DIRECTION: Each entry that follows is to be retyped exactly. Pictures do not belong in the copy.

>> Start DATA PROVIDED

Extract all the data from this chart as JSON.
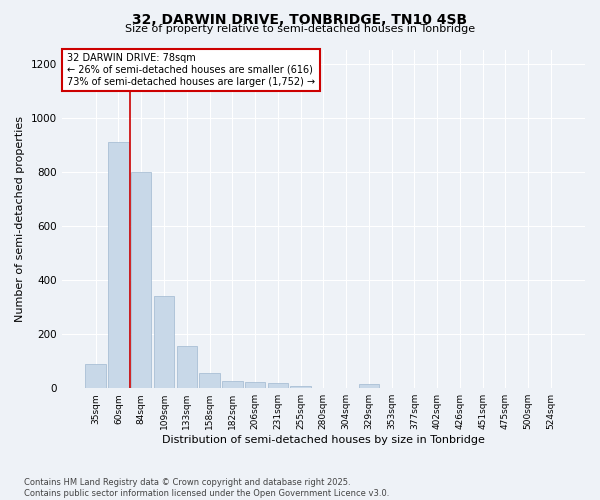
{
  "title1": "32, DARWIN DRIVE, TONBRIDGE, TN10 4SB",
  "title2": "Size of property relative to semi-detached houses in Tonbridge",
  "xlabel": "Distribution of semi-detached houses by size in Tonbridge",
  "ylabel": "Number of semi-detached properties",
  "categories": [
    "35sqm",
    "60sqm",
    "84sqm",
    "109sqm",
    "133sqm",
    "158sqm",
    "182sqm",
    "206sqm",
    "231sqm",
    "255sqm",
    "280sqm",
    "304sqm",
    "329sqm",
    "353sqm",
    "377sqm",
    "402sqm",
    "426sqm",
    "451sqm",
    "475sqm",
    "500sqm",
    "524sqm"
  ],
  "values": [
    90,
    910,
    800,
    340,
    155,
    58,
    27,
    22,
    20,
    10,
    0,
    0,
    14,
    0,
    0,
    0,
    0,
    0,
    0,
    0,
    0
  ],
  "bar_color": "#c8d8e8",
  "bar_edgecolor": "#a0b8d0",
  "vline_color": "#cc0000",
  "annotation_title": "32 DARWIN DRIVE: 78sqm",
  "annotation_line2": "← 26% of semi-detached houses are smaller (616)",
  "annotation_line3": "73% of semi-detached houses are larger (1,752) →",
  "annotation_box_color": "#cc0000",
  "ylim": [
    0,
    1250
  ],
  "yticks": [
    0,
    200,
    400,
    600,
    800,
    1000,
    1200
  ],
  "footer1": "Contains HM Land Registry data © Crown copyright and database right 2025.",
  "footer2": "Contains public sector information licensed under the Open Government Licence v3.0.",
  "bg_color": "#eef2f7",
  "plot_bg_color": "#eef2f7"
}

>> End DATA PROVIDED

OUTPUT OF THE EXERCISE:
Extract all the data from this chart as JSON.
{
  "title1": "32, DARWIN DRIVE, TONBRIDGE, TN10 4SB",
  "title2": "Size of property relative to semi-detached houses in Tonbridge",
  "xlabel": "Distribution of semi-detached houses by size in Tonbridge",
  "ylabel": "Number of semi-detached properties",
  "categories": [
    "35sqm",
    "60sqm",
    "84sqm",
    "109sqm",
    "133sqm",
    "158sqm",
    "182sqm",
    "206sqm",
    "231sqm",
    "255sqm",
    "280sqm",
    "304sqm",
    "329sqm",
    "353sqm",
    "377sqm",
    "402sqm",
    "426sqm",
    "451sqm",
    "475sqm",
    "500sqm",
    "524sqm"
  ],
  "values": [
    90,
    910,
    800,
    340,
    155,
    58,
    27,
    22,
    20,
    10,
    0,
    0,
    14,
    0,
    0,
    0,
    0,
    0,
    0,
    0,
    0
  ],
  "bar_color": "#c8d8e8",
  "bar_edgecolor": "#a0b8d0",
  "vline_color": "#cc0000",
  "annotation_title": "32 DARWIN DRIVE: 78sqm",
  "annotation_line2": "← 26% of semi-detached houses are smaller (616)",
  "annotation_line3": "73% of semi-detached houses are larger (1,752) →",
  "annotation_box_color": "#cc0000",
  "ylim": [
    0,
    1250
  ],
  "yticks": [
    0,
    200,
    400,
    600,
    800,
    1000,
    1200
  ],
  "footer1": "Contains HM Land Registry data © Crown copyright and database right 2025.",
  "footer2": "Contains public sector information licensed under the Open Government Licence v3.0.",
  "bg_color": "#eef2f7",
  "plot_bg_color": "#eef2f7"
}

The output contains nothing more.